_TASK REQUIREMENTS_.
Return a copy of every line in the records that includes the word "image".

Data listing
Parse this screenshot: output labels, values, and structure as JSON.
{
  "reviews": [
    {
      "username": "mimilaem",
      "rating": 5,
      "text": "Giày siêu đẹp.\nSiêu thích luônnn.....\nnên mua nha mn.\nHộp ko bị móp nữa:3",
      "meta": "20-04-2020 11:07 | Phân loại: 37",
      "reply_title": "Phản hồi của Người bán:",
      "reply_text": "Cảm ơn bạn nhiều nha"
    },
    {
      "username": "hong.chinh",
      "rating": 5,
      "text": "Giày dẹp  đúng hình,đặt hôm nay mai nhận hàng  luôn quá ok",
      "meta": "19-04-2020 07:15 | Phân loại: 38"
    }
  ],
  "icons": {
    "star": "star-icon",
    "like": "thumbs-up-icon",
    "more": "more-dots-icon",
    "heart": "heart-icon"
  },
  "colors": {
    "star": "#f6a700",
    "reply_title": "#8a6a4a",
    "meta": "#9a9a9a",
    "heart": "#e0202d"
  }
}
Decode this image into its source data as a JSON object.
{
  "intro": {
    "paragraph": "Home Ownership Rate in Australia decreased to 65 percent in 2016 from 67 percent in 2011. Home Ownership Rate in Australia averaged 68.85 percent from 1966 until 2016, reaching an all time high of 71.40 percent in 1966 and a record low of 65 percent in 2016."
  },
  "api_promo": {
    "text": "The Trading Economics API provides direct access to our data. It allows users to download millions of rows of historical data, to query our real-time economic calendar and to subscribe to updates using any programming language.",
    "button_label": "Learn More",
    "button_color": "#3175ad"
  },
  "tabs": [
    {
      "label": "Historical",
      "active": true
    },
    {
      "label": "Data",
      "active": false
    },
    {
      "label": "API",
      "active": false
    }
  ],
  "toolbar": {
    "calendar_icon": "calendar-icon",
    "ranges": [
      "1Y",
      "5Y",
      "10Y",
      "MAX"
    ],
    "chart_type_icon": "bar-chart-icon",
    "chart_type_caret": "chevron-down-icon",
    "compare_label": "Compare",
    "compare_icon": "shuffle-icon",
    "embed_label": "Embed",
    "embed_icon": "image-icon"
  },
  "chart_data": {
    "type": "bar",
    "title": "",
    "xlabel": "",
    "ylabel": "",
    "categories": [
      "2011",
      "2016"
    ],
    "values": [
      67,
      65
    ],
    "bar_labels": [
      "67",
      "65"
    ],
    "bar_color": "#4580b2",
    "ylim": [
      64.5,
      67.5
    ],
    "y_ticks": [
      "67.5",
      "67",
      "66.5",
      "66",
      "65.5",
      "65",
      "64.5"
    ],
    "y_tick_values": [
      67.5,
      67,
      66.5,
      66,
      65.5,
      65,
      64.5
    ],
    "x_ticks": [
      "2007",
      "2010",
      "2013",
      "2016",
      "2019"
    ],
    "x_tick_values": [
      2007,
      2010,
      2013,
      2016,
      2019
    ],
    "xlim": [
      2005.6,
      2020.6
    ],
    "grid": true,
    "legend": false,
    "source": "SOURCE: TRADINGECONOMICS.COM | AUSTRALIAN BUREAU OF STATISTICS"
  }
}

_ANSWER TO THIS TASK_.
Decode this image into its source data as a JSON object.
    "embed_icon": "image-icon"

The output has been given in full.